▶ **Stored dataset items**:
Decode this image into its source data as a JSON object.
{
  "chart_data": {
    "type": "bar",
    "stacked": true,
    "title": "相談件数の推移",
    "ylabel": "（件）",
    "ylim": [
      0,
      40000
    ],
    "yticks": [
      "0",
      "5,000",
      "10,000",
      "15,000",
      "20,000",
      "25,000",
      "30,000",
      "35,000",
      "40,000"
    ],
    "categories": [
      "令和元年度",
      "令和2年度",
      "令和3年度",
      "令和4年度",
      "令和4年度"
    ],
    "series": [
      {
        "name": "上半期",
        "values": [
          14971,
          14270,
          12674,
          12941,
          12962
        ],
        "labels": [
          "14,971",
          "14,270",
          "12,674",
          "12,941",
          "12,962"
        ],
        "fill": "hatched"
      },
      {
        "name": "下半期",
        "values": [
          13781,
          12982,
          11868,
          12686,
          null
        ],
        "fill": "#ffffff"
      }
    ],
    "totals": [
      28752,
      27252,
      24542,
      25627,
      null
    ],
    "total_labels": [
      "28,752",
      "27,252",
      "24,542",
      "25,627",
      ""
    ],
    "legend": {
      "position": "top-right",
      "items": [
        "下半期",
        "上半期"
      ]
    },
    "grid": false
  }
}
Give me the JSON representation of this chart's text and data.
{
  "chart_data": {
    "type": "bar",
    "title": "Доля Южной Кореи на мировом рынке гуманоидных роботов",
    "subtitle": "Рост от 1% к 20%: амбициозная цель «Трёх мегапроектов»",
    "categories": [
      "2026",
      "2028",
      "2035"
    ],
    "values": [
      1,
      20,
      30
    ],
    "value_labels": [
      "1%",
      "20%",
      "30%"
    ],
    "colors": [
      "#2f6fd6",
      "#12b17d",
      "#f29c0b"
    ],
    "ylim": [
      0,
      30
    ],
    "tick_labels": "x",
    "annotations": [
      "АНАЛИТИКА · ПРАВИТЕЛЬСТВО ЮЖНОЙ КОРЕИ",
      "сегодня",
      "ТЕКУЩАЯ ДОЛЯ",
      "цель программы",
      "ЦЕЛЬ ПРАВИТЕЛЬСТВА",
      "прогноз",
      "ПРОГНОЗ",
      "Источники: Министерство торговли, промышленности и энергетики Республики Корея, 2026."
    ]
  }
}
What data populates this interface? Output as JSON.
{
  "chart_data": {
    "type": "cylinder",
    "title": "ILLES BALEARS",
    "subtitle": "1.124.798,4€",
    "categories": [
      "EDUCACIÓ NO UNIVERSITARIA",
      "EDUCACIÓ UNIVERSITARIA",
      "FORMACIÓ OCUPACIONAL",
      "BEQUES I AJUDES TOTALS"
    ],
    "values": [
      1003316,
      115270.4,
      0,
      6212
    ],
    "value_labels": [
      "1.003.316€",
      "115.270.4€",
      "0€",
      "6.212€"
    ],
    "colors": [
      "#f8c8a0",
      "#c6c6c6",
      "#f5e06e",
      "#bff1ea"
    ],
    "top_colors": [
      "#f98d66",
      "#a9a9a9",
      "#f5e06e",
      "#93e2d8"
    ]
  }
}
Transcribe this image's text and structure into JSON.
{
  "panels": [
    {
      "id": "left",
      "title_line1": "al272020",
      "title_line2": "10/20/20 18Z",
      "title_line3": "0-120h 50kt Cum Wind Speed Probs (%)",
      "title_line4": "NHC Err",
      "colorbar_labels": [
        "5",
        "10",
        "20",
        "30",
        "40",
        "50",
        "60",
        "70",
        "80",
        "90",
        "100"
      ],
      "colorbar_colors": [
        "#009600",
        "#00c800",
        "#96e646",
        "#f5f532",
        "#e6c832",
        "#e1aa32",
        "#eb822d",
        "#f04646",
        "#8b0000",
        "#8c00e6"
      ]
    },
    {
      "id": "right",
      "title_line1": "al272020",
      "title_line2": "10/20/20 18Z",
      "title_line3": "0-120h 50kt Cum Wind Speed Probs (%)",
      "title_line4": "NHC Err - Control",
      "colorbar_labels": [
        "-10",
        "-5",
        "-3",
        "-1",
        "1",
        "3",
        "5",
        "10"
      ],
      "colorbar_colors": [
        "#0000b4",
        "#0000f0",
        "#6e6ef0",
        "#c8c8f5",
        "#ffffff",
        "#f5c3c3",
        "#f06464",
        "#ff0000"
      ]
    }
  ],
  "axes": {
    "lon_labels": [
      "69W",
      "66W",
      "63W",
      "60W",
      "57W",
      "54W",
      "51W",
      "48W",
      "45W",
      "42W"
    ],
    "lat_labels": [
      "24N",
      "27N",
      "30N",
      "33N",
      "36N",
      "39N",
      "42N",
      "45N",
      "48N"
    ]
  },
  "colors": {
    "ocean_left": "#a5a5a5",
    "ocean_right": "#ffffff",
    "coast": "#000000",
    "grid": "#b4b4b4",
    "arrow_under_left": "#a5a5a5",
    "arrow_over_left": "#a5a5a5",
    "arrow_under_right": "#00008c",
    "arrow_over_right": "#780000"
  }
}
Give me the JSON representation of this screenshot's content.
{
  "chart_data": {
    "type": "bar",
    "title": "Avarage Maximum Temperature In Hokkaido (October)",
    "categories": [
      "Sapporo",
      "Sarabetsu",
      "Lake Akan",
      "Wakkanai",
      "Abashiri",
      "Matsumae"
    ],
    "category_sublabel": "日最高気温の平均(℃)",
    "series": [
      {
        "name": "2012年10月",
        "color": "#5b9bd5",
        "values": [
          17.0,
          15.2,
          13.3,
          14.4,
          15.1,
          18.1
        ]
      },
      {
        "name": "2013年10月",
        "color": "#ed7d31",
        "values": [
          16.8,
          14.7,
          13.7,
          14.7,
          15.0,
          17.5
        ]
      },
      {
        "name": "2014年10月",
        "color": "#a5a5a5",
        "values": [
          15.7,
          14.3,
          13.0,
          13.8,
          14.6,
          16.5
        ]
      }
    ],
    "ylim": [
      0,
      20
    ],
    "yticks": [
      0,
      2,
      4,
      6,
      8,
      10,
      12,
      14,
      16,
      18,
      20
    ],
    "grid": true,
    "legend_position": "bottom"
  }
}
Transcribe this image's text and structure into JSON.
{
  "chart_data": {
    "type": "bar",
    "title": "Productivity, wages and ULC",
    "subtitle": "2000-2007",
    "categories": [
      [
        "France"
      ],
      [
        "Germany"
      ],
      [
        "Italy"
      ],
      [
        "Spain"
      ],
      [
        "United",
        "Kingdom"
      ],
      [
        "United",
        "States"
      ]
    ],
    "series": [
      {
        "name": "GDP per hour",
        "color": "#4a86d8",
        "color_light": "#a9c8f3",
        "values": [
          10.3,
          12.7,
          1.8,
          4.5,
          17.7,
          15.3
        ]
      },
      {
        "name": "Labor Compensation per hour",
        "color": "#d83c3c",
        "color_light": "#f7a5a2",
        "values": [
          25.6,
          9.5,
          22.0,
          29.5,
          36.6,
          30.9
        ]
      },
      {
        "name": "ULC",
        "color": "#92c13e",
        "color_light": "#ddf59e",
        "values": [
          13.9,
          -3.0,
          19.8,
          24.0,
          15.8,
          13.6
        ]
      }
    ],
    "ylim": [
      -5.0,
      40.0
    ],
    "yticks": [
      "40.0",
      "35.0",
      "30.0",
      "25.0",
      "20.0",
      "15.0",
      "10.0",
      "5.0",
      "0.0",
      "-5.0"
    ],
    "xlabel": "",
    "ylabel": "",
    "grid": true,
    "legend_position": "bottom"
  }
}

▶ **Work instructions**: Repeat the records above exactly, leaving none out.

▶ **Answer to the task**:
Decode this image into its source data as a JSON object.
{
  "chart_data": {
    "type": "bar",
    "stacked": true,
    "title": "相談件数の推移",
    "ylabel": "（件）",
    "ylim": [
      0,
      40000
    ],
    "yticks": [
      "0",
      "5,000",
      "10,000",
      "15,000",
      "20,000",
      "25,000",
      "30,000",
      "35,000",
      "40,000"
    ],
    "categories": [
      "令和元年度",
      "令和2年度",
      "令和3年度",
      "令和4年度",
      "令和4年度"
    ],
    "series": [
      {
        "name": "上半期",
        "values": [
          14971,
          14270,
          12674,
          12941,
          12962
        ],
        "labels": [
          "14,971",
          "14,270",
          "12,674",
          "12,941",
          "12,962"
        ],
        "fill": "hatched"
      },
      {
        "name": "下半期",
        "values": [
          13781,
          12982,
          11868,
          12686,
          null
        ],
        "fill": "#ffffff"
      }
    ],
    "totals": [
      28752,
      27252,
      24542,
      25627,
      null
    ],
    "total_labels": [
      "28,752",
      "27,252",
      "24,542",
      "25,627",
      ""
    ],
    "legend": {
      "position": "top-right",
      "items": [
        "下半期",
        "上半期"
      ]
    },
    "grid": false
  }
}
Give me the JSON representation of this chart's text and data.
{
  "chart_data": {
    "type": "bar",
    "title": "Доля Южной Кореи на мировом рынке гуманоидных роботов",
    "subtitle": "Рост от 1% к 20%: амбициозная цель «Трёх мегапроектов»",
    "categories": [
      "2026",
      "2028",
      "2035"
    ],
    "values": [
      1,
      20,
      30
    ],
    "value_labels": [
      "1%",
      "20%",
      "30%"
    ],
    "colors": [
      "#2f6fd6",
      "#12b17d",
      "#f29c0b"
    ],
    "ylim": [
      0,
      30
    ],
    "tick_labels": "x",
    "annotations": [
      "АНАЛИТИКА · ПРАВИТЕЛЬСТВО ЮЖНОЙ КОРЕИ",
      "сегодня",
      "ТЕКУЩАЯ ДОЛЯ",
      "цель программы",
      "ЦЕЛЬ ПРАВИТЕЛЬСТВА",
      "прогноз",
      "ПРОГНОЗ",
      "Источники: Министерство торговли, промышленности и энергетики Республики Корея, 2026."
    ]
  }
}
What data populates this interface? Output as JSON.
{
  "chart_data": {
    "type": "cylinder",
    "title": "ILLES BALEARS",
    "subtitle": "1.124.798,4€",
    "categories": [
      "EDUCACIÓ NO UNIVERSITARIA",
      "EDUCACIÓ UNIVERSITARIA",
      "FORMACIÓ OCUPACIONAL",
      "BEQUES I AJUDES TOTALS"
    ],
    "values": [
      1003316,
      115270.4,
      0,
      6212
    ],
    "value_labels": [
      "1.003.316€",
      "115.270.4€",
      "0€",
      "6.212€"
    ],
    "colors": [
      "#f8c8a0",
      "#c6c6c6",
      "#f5e06e",
      "#bff1ea"
    ],
    "top_colors": [
      "#f98d66",
      "#a9a9a9",
      "#f5e06e",
      "#93e2d8"
    ]
  }
}
Transcribe this image's text and structure into JSON.
{
  "panels": [
    {
      "id": "left",
      "title_line1": "al272020",
      "title_line2": "10/20/20 18Z",
      "title_line3": "0-120h 50kt Cum Wind Speed Probs (%)",
      "title_line4": "NHC Err",
      "colorbar_labels": [
        "5",
        "10",
        "20",
        "30",
        "40",
        "50",
        "60",
        "70",
        "80",
        "90",
        "100"
      ],
      "colorbar_colors": [
        "#009600",
        "#00c800",
        "#96e646",
        "#f5f532",
        "#e6c832",
        "#e1aa32",
        "#eb822d",
        "#f04646",
        "#8b0000",
        "#8c00e6"
      ]
    },
    {
      "id": "right",
      "title_line1": "al272020",
      "title_line2": "10/20/20 18Z",
      "title_line3": "0-120h 50kt Cum Wind Speed Probs (%)",
      "title_line4": "NHC Err - Control",
      "colorbar_labels": [
        "-10",
        "-5",
        "-3",
        "-1",
        "1",
        "3",
        "5",
        "10"
      ],
      "colorbar_colors": [
        "#0000b4",
        "#0000f0",
        "#6e6ef0",
        "#c8c8f5",
        "#ffffff",
        "#f5c3c3",
        "#f06464",
        "#ff0000"
      ]
    }
  ],
  "axes": {
    "lon_labels": [
      "69W",
      "66W",
      "63W",
      "60W",
      "57W",
      "54W",
      "51W",
      "48W",
      "45W",
      "42W"
    ],
    "lat_labels": [
      "24N",
      "27N",
      "30N",
      "33N",
      "36N",
      "39N",
      "42N",
      "45N",
      "48N"
    ]
  },
  "colors": {
    "ocean_left": "#a5a5a5",
    "ocean_right": "#ffffff",
    "coast": "#000000",
    "grid": "#b4b4b4",
    "arrow_under_left": "#a5a5a5",
    "arrow_over_left": "#a5a5a5",
    "arrow_under_right": "#00008c",
    "arrow_over_right": "#780000"
  }
}
Give me the JSON representation of this screenshot's content.
{
  "chart_data": {
    "type": "bar",
    "title": "Avarage Maximum Temperature In Hokkaido (October)",
    "categories": [
      "Sapporo",
      "Sarabetsu",
      "Lake Akan",
      "Wakkanai",
      "Abashiri",
      "Matsumae"
    ],
    "category_sublabel": "日最高気温の平均(℃)",
    "series": [
      {
        "name": "2012年10月",
        "color": "#5b9bd5",
        "values": [
          17.0,
          15.2,
          13.3,
          14.4,
          15.1,
          18.1
        ]
      },
      {
        "name": "2013年10月",
        "color": "#ed7d31",
        "values": [
          16.8,
          14.7,
          13.7,
          14.7,
          15.0,
          17.5
        ]
      },
      {
        "name": "2014年10月",
        "color": "#a5a5a5",
        "values": [
          15.7,
          14.3,
          13.0,
          13.8,
          14.6,
          16.5
        ]
      }
    ],
    "ylim": [
      0,
      20
    ],
    "yticks": [
      0,
      2,
      4,
      6,
      8,
      10,
      12,
      14,
      16,
      18,
      20
    ],
    "grid": true,
    "legend_position": "bottom"
  }
}
Transcribe this image's text and structure into JSON.
{
  "chart_data": {
    "type": "bar",
    "title": "Productivity, wages and ULC",
    "subtitle": "2000-2007",
    "categories": [
      [
        "France"
      ],
      [
        "Germany"
      ],
      [
        "Italy"
      ],
      [
        "Spain"
      ],
      [
        "United",
        "Kingdom"
      ],
      [
        "United",
        "States"
      ]
    ],
    "series": [
      {
        "name": "GDP per hour",
        "color": "#4a86d8",
        "color_light": "#a9c8f3",
        "values": [
          10.3,
          12.7,
          1.8,
          4.5,
          17.7,
          15.3
        ]
      },
      {
        "name": "Labor Compensation per hour",
        "color": "#d83c3c",
        "color_light": "#f7a5a2",
        "values": [
          25.6,
          9.5,
          22.0,
          29.5,
          36.6,
          30.9
        ]
      },
      {
        "name": "ULC",
        "color": "#92c13e",
        "color_light": "#ddf59e",
        "values": [
          13.9,
          -3.0,
          19.8,
          24.0,
          15.8,
          13.6
        ]
      }
    ],
    "ylim": [
      -5.0,
      40.0
    ],
    "yticks": [
      "40.0",
      "35.0",
      "30.0",
      "25.0",
      "20.0",
      "15.0",
      "10.0",
      "5.0",
      "0.0",
      "-5.0"
    ],
    "xlabel": "",
    "ylabel": "",
    "grid": true,
    "legend_position": "bottom"
  }
}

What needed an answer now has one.